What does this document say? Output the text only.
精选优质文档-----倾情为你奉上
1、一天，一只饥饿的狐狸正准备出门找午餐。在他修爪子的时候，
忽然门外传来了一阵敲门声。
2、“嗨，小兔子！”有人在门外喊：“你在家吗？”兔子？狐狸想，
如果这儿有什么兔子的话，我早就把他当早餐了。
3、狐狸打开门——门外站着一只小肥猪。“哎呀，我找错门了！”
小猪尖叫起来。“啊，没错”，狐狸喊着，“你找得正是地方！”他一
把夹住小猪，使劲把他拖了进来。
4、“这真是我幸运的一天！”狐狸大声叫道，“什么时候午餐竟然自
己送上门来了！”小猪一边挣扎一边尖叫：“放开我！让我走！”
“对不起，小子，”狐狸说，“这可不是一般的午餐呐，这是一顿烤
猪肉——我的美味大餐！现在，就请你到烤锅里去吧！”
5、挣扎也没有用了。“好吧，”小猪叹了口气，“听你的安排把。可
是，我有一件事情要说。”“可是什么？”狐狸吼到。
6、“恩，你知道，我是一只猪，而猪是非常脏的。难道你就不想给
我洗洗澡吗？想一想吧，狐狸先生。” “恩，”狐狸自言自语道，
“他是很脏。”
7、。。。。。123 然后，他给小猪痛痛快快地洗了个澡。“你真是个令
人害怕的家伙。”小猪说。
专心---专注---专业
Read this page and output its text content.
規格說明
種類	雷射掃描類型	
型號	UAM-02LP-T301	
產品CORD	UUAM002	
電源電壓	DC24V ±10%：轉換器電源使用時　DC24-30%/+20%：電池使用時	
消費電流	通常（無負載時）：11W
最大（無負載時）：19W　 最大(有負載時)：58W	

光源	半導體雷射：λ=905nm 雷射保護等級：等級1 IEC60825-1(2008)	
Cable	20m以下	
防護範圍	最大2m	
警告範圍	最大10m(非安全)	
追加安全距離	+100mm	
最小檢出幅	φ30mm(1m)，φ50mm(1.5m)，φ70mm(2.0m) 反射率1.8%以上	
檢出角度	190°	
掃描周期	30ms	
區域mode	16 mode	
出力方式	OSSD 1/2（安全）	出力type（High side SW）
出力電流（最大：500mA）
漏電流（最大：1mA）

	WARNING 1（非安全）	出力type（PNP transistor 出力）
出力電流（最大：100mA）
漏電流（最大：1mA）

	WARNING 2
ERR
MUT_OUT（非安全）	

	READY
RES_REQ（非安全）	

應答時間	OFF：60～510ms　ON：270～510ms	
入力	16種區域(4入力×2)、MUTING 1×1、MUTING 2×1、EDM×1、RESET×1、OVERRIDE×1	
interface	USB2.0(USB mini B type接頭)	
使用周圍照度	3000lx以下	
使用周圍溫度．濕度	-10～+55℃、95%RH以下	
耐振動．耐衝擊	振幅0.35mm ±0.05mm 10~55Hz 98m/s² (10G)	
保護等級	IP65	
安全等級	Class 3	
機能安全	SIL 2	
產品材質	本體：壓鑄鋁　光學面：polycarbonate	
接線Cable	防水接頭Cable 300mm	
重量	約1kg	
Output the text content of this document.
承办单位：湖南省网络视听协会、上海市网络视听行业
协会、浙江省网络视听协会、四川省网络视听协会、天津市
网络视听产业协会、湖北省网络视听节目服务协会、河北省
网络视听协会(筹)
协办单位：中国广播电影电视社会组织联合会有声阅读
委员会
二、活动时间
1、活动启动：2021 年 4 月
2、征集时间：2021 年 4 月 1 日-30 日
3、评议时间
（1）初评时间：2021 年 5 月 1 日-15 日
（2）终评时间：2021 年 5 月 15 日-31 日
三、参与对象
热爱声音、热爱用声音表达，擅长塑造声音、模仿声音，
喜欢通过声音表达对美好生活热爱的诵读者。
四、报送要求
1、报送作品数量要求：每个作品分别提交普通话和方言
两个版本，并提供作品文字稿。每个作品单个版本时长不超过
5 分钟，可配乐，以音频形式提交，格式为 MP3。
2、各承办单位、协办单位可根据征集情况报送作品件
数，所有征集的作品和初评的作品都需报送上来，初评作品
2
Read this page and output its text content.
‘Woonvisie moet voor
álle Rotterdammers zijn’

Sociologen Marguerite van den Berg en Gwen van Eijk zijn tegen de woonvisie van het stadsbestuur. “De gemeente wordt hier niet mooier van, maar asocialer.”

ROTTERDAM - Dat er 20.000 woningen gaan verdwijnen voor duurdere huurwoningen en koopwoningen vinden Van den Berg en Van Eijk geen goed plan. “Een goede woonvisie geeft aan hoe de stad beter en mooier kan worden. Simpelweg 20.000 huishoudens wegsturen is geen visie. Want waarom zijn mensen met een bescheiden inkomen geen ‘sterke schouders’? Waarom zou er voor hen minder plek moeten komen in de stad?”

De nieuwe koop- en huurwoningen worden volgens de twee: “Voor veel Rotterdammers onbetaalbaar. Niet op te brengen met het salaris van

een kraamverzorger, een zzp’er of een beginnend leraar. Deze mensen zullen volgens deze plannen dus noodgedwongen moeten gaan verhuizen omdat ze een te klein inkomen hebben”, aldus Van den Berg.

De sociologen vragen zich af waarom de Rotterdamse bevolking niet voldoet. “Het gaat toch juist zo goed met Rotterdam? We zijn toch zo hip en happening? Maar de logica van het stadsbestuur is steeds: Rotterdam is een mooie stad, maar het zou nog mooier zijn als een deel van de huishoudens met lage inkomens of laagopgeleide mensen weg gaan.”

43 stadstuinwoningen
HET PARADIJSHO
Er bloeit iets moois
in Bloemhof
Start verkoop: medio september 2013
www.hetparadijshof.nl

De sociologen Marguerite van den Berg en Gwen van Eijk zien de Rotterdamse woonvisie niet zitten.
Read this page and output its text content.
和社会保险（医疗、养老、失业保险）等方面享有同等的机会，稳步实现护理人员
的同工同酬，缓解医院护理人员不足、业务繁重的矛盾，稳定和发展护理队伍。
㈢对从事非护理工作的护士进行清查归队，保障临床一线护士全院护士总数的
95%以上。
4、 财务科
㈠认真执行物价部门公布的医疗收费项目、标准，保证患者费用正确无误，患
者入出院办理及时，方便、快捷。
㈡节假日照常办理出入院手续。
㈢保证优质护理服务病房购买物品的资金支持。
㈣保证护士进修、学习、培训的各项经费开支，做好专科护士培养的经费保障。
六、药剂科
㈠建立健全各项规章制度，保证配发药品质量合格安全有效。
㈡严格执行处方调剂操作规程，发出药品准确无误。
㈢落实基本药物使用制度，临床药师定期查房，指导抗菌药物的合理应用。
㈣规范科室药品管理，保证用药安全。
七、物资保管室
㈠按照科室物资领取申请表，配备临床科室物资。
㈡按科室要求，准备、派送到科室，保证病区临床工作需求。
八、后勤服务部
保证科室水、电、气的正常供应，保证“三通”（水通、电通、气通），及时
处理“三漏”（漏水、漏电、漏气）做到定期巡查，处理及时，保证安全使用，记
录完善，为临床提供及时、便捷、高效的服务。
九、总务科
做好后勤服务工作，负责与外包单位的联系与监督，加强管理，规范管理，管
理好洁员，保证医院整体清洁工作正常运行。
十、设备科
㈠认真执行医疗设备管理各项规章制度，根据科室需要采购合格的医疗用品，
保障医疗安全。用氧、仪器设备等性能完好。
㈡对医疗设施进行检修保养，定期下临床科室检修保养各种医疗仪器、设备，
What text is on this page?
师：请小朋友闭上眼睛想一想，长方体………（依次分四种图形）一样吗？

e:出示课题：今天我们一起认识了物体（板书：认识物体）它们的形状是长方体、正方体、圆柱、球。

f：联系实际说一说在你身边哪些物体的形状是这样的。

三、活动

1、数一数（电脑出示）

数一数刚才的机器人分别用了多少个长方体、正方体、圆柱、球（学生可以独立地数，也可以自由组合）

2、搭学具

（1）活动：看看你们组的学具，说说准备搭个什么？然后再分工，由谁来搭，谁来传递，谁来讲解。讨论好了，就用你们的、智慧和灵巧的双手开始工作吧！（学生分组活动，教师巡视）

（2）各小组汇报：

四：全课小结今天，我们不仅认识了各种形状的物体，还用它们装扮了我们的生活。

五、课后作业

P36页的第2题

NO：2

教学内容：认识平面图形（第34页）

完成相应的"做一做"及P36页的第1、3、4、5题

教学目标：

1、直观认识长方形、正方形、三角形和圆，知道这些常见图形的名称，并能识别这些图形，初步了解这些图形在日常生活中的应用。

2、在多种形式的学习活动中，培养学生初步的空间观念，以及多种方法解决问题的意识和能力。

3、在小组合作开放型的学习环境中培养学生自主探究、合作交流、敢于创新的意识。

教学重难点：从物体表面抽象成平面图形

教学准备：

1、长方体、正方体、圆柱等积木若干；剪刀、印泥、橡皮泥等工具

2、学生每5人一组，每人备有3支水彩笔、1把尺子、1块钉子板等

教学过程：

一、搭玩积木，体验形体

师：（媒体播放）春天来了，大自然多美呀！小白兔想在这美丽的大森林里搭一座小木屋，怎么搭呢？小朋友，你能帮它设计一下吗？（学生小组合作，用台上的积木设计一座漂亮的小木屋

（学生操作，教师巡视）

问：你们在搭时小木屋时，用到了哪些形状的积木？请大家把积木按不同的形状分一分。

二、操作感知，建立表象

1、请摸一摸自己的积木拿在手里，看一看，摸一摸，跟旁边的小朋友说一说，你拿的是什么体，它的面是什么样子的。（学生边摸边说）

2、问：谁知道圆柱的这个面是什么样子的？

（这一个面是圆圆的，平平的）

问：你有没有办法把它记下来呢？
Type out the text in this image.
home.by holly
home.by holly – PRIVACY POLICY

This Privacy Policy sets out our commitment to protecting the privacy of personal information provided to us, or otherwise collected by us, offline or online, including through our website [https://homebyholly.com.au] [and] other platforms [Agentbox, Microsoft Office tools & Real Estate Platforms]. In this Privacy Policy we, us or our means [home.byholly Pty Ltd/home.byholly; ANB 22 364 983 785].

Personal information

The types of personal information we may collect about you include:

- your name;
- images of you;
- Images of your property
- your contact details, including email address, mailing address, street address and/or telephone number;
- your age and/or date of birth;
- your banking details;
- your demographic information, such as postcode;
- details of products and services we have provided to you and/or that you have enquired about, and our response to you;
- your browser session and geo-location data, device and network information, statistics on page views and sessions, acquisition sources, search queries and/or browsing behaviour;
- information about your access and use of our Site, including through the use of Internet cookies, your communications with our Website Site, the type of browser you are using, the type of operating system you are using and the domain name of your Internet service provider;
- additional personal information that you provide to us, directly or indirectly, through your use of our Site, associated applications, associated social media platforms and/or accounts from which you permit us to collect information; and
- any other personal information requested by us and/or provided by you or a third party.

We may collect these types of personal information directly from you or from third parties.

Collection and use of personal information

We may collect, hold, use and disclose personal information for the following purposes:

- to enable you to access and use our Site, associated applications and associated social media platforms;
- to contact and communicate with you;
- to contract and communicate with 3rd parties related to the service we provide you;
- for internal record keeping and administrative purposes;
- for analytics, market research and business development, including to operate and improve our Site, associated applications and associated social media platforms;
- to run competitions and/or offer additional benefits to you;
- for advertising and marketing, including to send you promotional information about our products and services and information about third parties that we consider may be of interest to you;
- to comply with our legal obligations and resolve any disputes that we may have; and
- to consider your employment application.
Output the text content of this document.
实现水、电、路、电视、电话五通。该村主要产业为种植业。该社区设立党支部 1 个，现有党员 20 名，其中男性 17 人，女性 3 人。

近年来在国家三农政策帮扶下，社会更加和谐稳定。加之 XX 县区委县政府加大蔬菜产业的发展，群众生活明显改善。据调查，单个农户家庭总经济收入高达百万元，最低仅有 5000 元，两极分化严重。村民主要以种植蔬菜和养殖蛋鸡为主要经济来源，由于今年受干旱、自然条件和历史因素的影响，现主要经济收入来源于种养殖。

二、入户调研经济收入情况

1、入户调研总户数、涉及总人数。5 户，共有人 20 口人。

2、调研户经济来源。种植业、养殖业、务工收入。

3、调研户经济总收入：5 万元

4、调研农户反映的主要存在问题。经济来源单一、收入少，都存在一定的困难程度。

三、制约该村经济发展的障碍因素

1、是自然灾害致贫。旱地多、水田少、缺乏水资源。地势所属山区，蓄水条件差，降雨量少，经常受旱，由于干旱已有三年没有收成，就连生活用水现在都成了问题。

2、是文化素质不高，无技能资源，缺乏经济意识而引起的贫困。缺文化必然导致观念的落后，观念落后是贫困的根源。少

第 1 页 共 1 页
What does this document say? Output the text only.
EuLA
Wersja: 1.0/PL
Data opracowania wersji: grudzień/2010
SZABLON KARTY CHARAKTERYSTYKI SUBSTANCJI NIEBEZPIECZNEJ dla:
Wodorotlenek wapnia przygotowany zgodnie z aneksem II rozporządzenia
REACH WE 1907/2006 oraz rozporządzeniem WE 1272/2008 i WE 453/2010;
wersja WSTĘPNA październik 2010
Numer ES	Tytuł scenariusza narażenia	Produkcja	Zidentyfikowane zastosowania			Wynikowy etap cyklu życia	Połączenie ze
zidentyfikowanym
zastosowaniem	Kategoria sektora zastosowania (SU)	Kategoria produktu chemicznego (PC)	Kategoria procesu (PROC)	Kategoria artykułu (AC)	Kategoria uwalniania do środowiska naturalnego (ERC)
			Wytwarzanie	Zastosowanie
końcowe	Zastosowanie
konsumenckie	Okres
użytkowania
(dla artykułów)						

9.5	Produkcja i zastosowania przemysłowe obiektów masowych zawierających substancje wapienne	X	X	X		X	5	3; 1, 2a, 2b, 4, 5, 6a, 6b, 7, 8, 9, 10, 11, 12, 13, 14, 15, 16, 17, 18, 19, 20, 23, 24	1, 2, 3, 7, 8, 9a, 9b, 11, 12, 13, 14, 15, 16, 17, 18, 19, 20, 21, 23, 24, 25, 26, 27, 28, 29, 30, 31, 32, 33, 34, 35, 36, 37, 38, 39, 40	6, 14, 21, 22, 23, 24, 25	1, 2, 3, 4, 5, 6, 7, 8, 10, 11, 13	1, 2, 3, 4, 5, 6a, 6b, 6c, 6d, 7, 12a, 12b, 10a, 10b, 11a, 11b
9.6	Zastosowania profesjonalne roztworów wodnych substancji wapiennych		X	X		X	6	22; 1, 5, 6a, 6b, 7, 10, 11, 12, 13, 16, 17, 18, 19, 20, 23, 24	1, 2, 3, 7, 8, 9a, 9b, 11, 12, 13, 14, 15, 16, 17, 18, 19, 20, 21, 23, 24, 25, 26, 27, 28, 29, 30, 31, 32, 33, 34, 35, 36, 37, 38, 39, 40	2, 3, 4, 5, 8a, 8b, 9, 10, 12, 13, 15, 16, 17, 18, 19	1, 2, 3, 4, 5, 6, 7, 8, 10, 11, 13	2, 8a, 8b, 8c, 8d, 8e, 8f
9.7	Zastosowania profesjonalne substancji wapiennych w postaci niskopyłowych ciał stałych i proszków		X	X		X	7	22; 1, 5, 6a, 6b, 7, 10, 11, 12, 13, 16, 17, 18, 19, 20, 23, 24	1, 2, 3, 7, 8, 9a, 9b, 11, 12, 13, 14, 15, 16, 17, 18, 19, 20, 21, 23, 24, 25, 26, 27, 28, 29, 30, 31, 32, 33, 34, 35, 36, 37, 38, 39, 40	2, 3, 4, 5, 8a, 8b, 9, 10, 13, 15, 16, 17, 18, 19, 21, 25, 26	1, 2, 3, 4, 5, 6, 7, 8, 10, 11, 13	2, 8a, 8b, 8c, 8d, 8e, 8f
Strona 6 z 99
------------------------
Task prompt → Scan the records above for the string "name", then select every line that holds it.

The answer →
- your name;
- information about your access and use of our Site, including through the use of Internet cookies, your communications with our Website Site, the type of browser you are using, the type of operating system you are using and the domain name of your Internet service provider;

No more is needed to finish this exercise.